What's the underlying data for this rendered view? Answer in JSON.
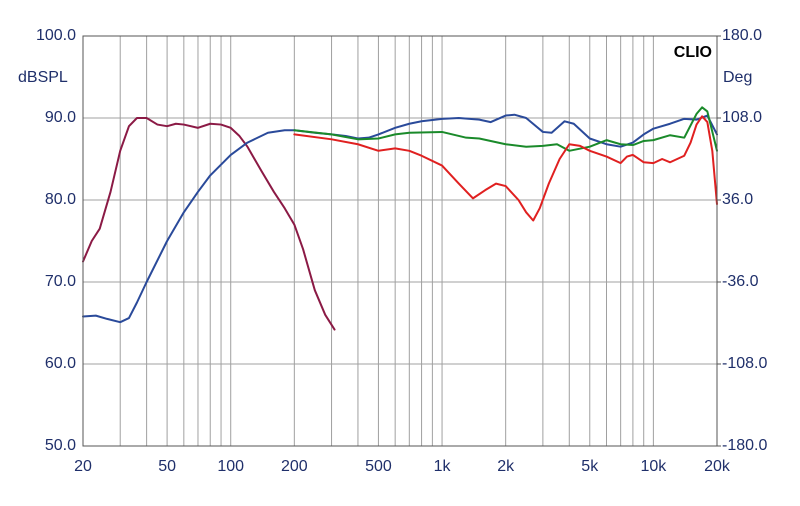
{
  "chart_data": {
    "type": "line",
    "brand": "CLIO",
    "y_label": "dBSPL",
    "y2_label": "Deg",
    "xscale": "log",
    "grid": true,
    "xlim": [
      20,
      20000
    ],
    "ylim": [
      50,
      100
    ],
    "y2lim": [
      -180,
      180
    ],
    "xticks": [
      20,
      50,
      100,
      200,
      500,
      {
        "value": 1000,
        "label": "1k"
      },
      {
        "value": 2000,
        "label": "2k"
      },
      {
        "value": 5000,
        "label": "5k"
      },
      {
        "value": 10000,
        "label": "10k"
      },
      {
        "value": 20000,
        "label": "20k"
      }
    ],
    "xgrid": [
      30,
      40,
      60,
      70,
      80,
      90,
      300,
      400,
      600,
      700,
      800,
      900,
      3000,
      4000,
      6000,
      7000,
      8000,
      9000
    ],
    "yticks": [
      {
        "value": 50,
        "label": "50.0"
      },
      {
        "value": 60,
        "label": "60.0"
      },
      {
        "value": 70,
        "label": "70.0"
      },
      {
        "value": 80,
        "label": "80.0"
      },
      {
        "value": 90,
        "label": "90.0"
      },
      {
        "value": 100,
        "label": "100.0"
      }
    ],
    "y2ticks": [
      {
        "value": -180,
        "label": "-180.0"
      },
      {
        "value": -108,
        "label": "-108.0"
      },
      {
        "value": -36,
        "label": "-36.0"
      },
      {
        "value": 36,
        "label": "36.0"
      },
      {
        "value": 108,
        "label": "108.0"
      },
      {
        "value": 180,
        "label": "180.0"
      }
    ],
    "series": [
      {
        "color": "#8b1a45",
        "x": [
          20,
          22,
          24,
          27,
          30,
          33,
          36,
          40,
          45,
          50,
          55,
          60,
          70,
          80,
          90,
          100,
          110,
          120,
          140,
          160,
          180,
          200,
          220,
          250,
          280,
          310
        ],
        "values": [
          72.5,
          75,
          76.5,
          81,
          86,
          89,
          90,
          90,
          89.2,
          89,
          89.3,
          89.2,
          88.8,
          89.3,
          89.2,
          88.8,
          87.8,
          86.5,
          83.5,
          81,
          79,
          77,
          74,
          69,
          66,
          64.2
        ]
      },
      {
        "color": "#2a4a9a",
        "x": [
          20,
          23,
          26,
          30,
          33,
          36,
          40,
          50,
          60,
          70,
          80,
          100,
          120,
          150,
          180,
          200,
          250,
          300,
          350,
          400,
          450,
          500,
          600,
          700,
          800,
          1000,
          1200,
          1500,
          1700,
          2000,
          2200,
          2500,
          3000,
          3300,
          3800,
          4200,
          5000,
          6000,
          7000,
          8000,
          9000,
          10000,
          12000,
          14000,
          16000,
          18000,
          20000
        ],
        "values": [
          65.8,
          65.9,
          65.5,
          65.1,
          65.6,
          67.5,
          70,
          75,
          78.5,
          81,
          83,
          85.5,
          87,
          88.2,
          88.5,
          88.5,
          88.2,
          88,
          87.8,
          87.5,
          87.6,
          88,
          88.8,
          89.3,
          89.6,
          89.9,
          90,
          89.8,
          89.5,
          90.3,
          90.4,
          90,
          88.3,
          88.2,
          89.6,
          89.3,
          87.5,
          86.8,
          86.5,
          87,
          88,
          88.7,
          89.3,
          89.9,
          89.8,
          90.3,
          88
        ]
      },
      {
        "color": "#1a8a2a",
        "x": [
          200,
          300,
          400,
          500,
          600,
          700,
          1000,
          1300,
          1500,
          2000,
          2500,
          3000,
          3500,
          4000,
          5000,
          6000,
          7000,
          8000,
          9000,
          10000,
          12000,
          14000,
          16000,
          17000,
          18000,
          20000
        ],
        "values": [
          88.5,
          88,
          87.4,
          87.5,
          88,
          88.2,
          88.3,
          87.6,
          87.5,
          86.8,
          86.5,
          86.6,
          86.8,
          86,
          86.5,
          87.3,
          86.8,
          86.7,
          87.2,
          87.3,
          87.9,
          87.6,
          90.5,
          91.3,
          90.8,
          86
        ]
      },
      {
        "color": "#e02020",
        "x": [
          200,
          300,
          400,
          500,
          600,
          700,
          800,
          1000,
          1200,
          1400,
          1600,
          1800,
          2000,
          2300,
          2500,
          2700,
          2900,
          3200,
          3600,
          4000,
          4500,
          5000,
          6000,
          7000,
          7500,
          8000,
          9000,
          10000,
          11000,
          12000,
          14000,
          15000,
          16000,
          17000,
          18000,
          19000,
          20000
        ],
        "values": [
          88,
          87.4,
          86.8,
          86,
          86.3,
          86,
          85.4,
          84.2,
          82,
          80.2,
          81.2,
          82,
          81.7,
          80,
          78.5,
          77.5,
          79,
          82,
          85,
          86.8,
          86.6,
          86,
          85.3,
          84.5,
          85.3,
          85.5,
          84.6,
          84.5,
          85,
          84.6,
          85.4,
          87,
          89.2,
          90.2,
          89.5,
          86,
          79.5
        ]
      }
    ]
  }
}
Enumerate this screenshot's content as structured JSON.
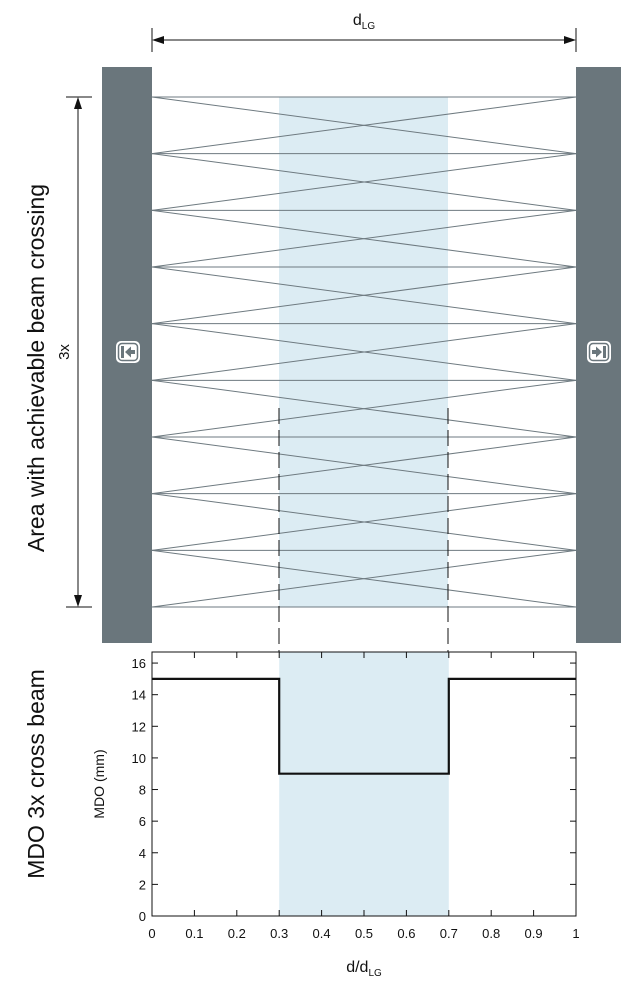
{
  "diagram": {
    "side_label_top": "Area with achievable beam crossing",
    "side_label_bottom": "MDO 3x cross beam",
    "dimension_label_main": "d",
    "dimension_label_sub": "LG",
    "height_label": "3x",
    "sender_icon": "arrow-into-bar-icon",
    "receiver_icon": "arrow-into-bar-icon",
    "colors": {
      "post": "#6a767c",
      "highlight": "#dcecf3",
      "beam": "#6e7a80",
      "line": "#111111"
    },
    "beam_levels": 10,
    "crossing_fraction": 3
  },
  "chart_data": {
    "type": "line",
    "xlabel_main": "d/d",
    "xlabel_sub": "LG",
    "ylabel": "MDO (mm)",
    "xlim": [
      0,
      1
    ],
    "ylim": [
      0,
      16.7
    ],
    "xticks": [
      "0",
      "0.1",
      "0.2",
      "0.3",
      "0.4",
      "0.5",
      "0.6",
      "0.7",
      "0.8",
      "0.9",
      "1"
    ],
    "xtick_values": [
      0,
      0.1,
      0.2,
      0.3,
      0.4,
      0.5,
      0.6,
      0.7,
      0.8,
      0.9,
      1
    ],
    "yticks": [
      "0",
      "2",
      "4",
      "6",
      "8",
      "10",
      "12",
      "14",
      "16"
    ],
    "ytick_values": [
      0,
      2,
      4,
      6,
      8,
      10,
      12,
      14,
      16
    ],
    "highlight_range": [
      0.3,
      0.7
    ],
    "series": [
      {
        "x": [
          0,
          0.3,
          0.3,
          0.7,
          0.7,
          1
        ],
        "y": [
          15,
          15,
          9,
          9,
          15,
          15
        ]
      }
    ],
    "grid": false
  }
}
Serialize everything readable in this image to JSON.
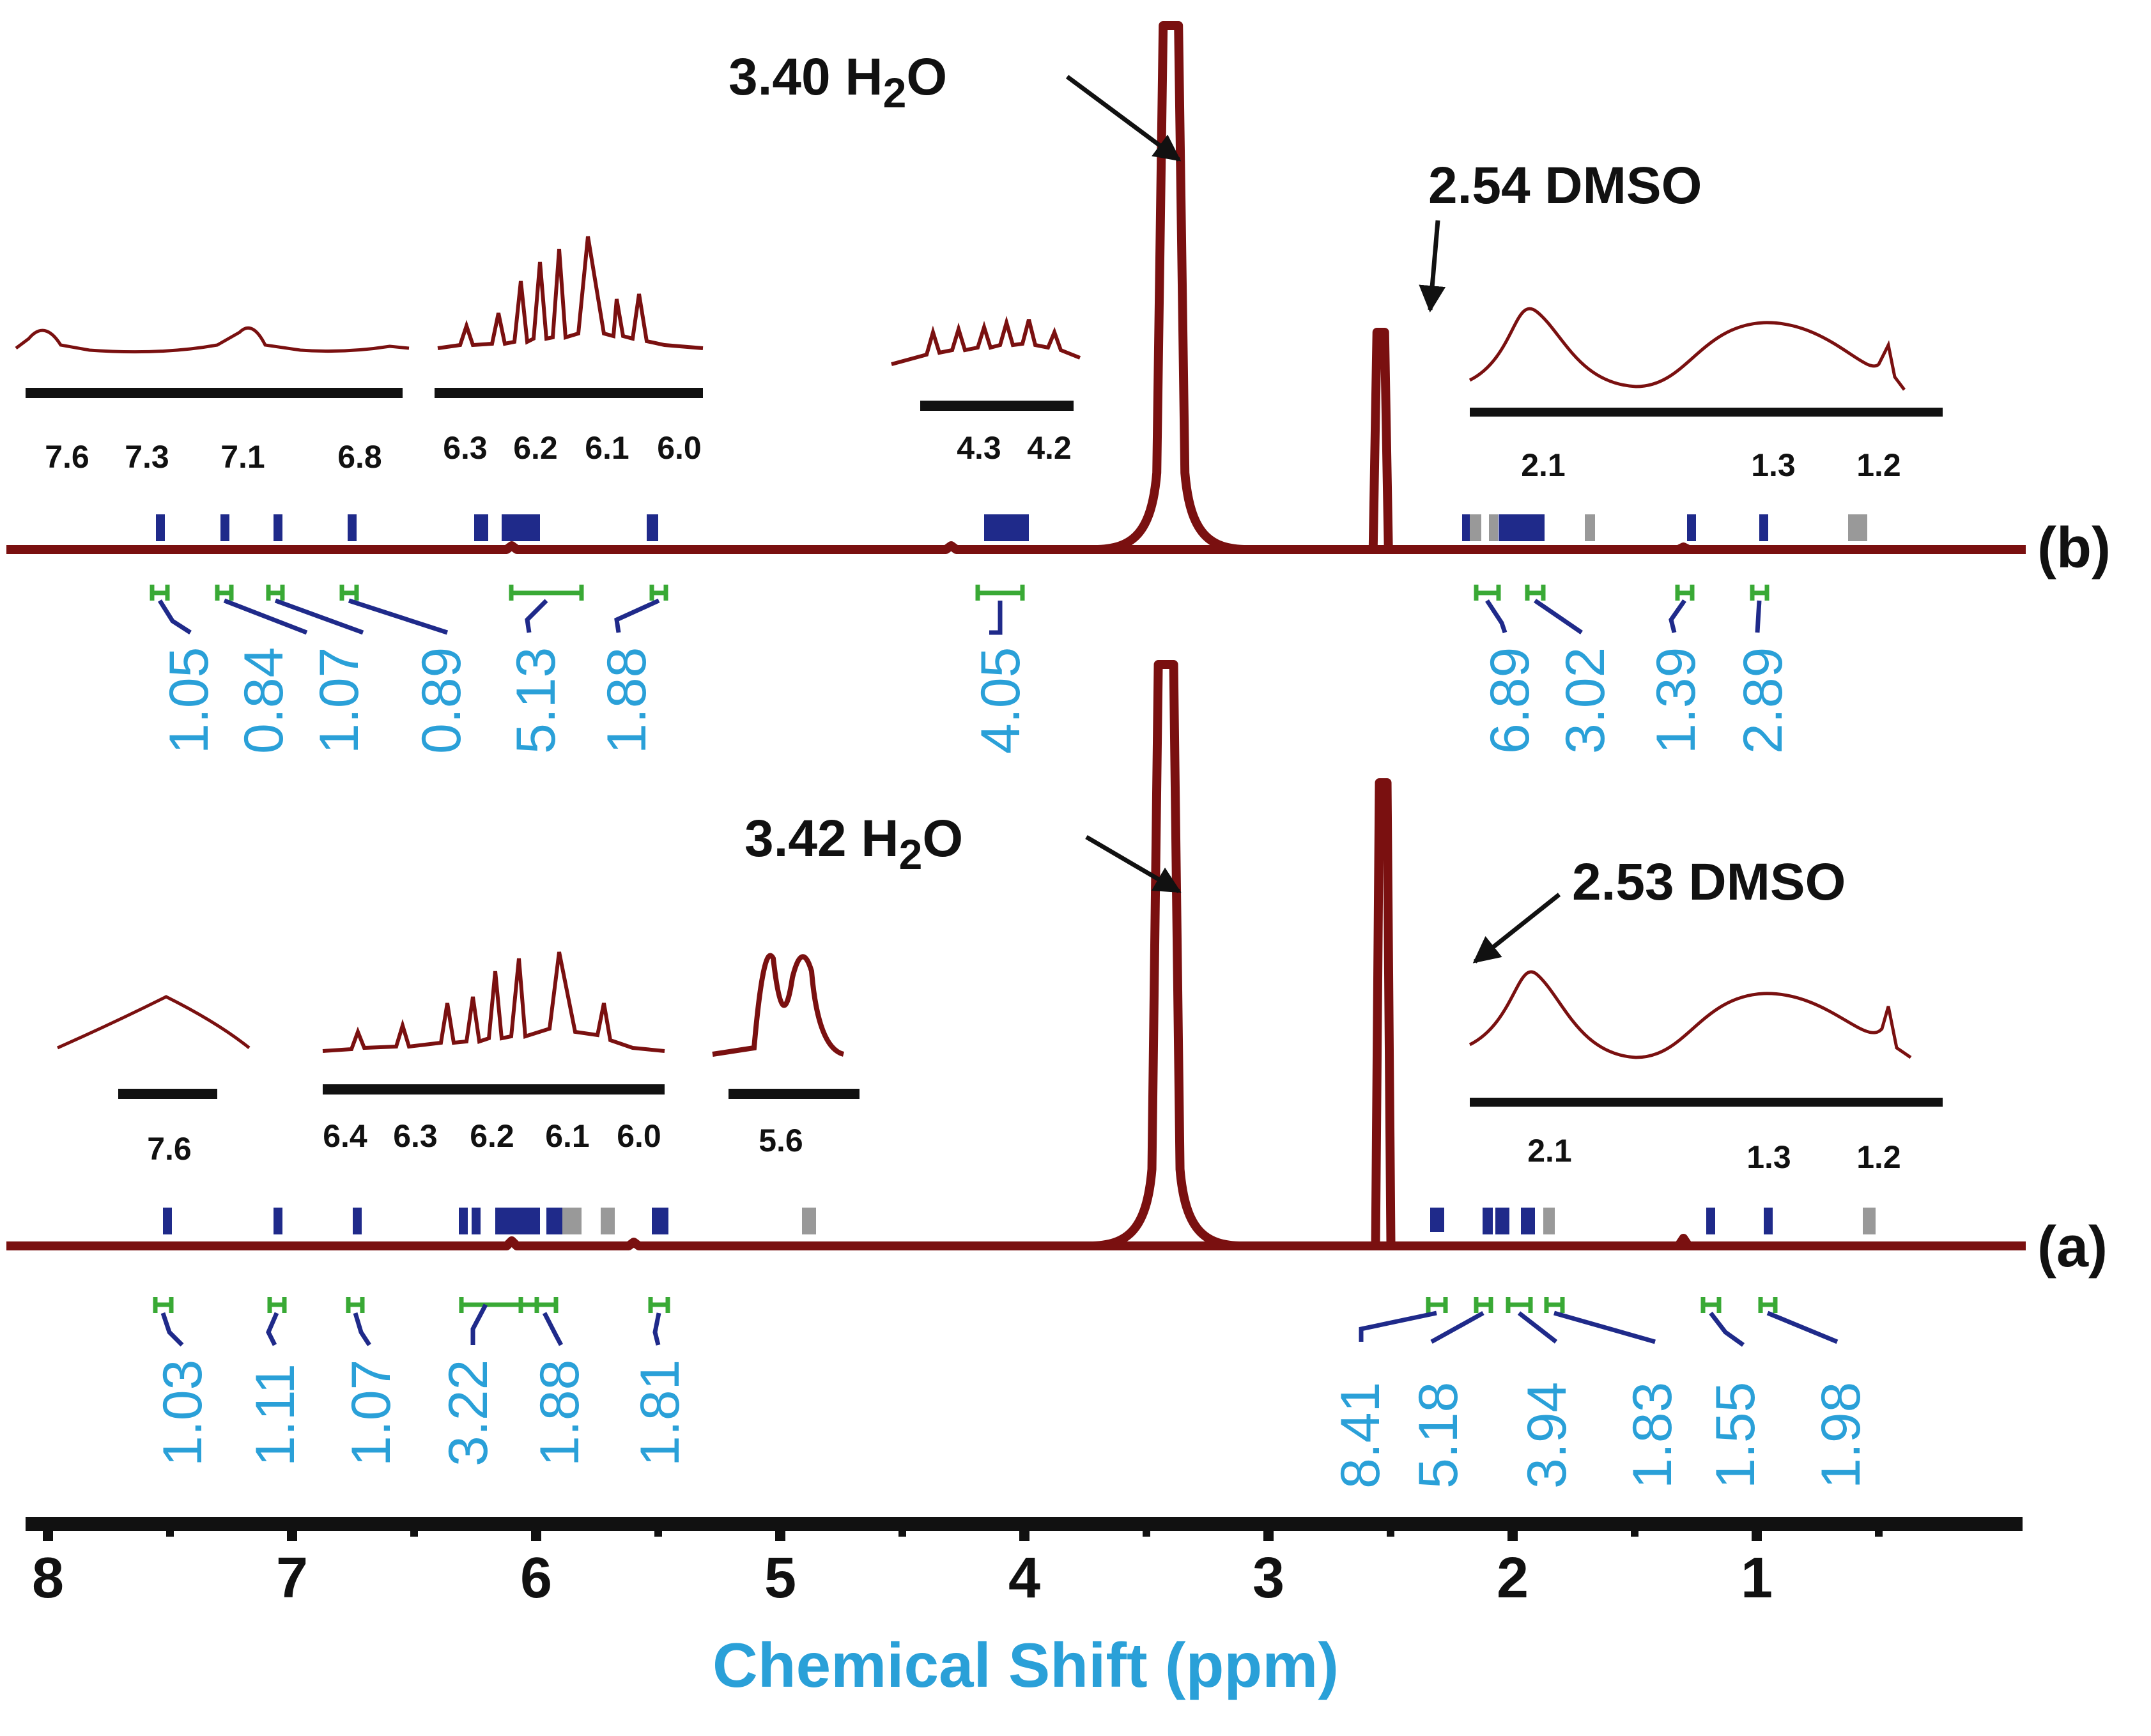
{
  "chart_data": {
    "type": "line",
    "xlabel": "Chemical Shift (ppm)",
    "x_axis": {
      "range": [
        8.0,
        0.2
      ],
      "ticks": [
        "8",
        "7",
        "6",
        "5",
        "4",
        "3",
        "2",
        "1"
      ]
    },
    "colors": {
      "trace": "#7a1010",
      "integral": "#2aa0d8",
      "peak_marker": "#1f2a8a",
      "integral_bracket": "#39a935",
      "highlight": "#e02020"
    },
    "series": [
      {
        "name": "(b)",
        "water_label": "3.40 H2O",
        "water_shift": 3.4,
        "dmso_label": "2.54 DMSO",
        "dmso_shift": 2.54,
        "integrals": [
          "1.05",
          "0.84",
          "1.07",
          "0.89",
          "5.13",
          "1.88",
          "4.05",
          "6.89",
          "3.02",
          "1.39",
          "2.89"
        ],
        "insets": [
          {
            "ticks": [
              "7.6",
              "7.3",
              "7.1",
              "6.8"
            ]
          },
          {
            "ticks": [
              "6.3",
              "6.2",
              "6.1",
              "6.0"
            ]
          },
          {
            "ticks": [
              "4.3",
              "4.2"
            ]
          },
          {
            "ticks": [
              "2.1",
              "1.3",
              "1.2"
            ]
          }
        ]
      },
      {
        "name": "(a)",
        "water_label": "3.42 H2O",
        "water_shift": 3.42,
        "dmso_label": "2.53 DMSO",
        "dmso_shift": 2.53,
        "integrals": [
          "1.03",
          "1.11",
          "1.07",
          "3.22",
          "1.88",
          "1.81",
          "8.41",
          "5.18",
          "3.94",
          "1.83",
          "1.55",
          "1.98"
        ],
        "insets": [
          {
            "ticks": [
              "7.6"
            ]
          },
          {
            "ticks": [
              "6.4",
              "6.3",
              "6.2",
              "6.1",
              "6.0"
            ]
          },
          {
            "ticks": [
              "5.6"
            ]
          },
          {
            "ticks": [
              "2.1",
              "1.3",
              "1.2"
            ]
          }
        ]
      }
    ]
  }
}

#### Challenge:
Write down the number of lines where the word "arrow" appears, and nothing further.

#### Written solution:
2